### STATED GOAL
Return all entries word for word, but drop any images.

[Saved entries]
-*-*-

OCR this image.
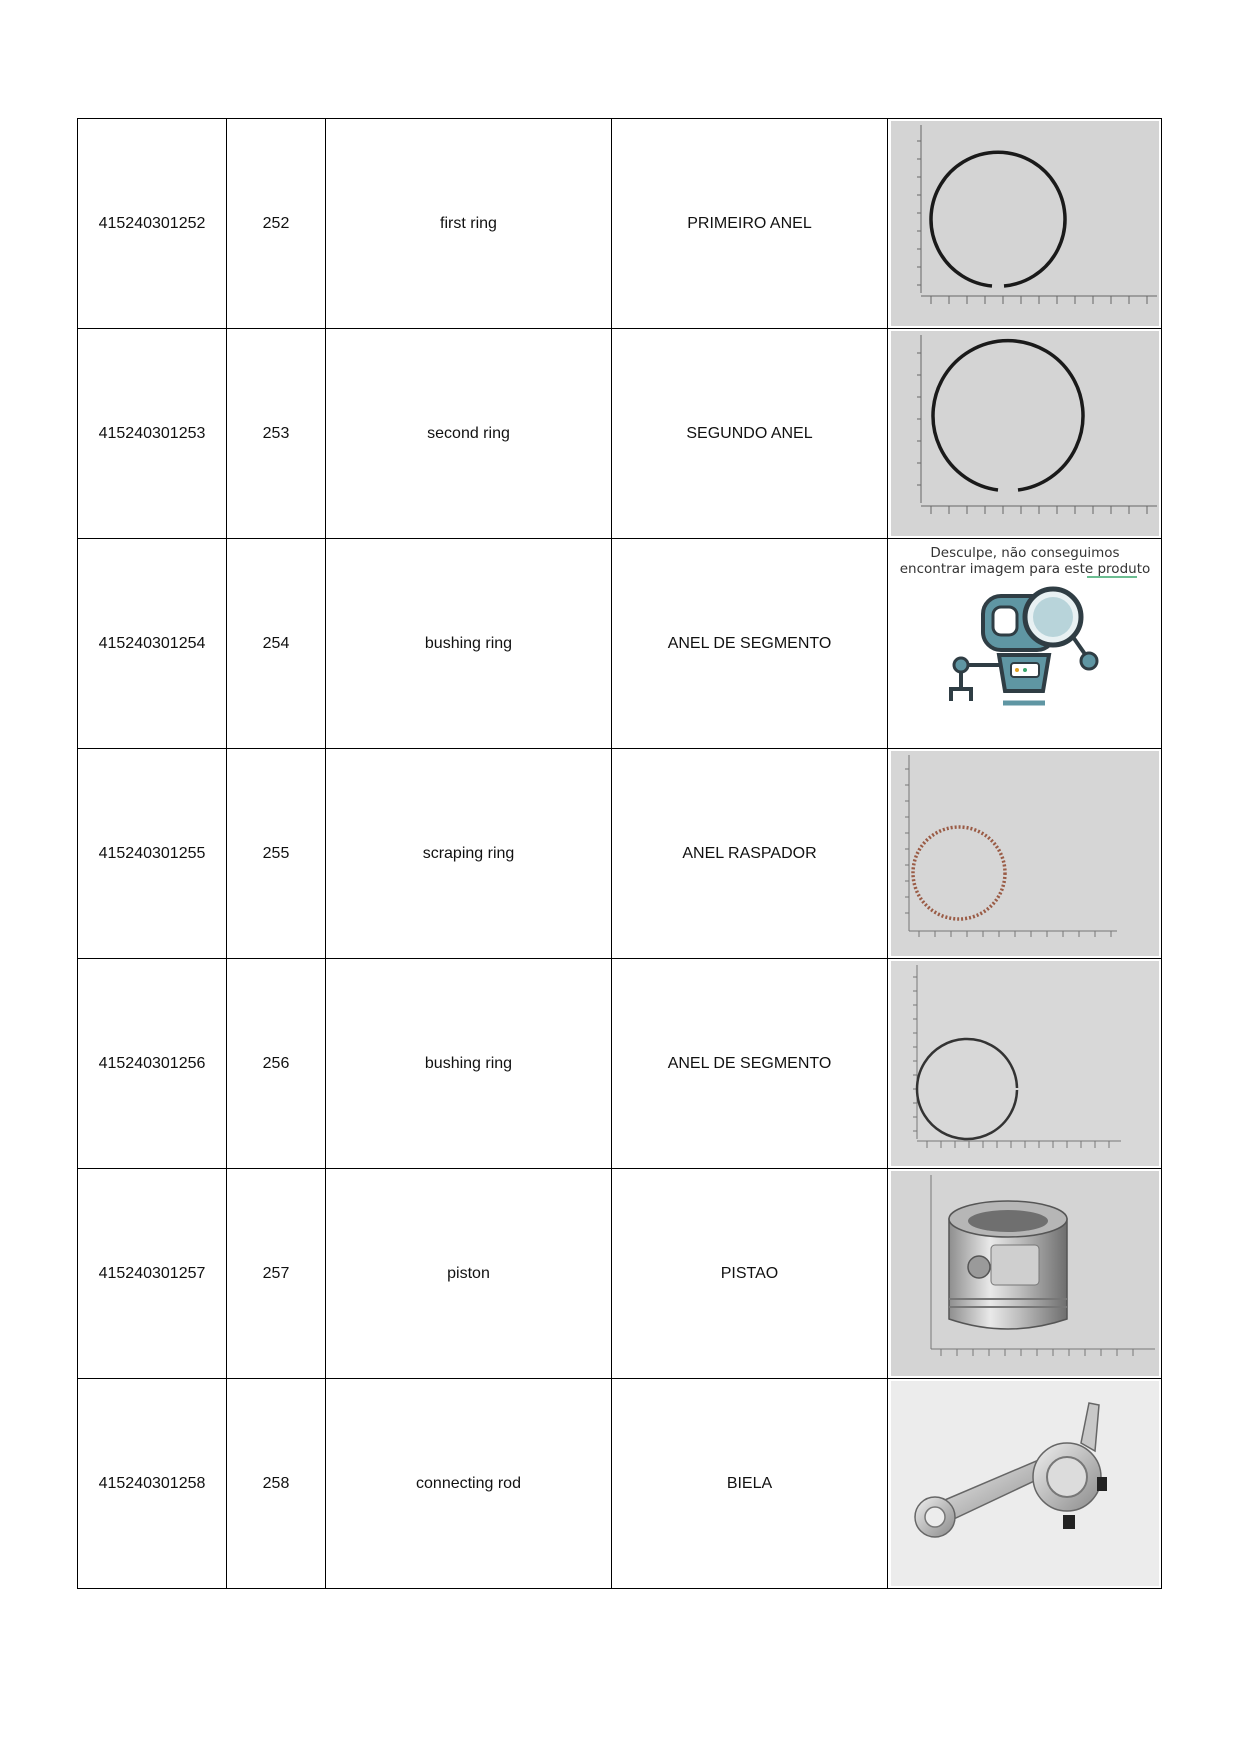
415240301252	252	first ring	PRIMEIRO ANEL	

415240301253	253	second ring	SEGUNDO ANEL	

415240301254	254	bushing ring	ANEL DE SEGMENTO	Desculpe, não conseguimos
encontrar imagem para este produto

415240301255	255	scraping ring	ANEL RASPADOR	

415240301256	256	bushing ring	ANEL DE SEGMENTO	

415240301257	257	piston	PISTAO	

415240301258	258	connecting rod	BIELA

-*-*-

### SOLUTION FOR THIS EXERCISE
OCR this image.
415240301252	252	first ring	PRIMEIRO ANEL	

415240301253	253	second ring	SEGUNDO ANEL	

415240301254	254	bushing ring	ANEL DE SEGMENTO	Desculpe, não conseguimos
encontrar imagem para este produto

415240301255	255	scraping ring	ANEL RASPADOR	

415240301256	256	bushing ring	ANEL DE SEGMENTO	

415240301257	257	piston	PISTAO	

415240301258	258	connecting rod	BIELA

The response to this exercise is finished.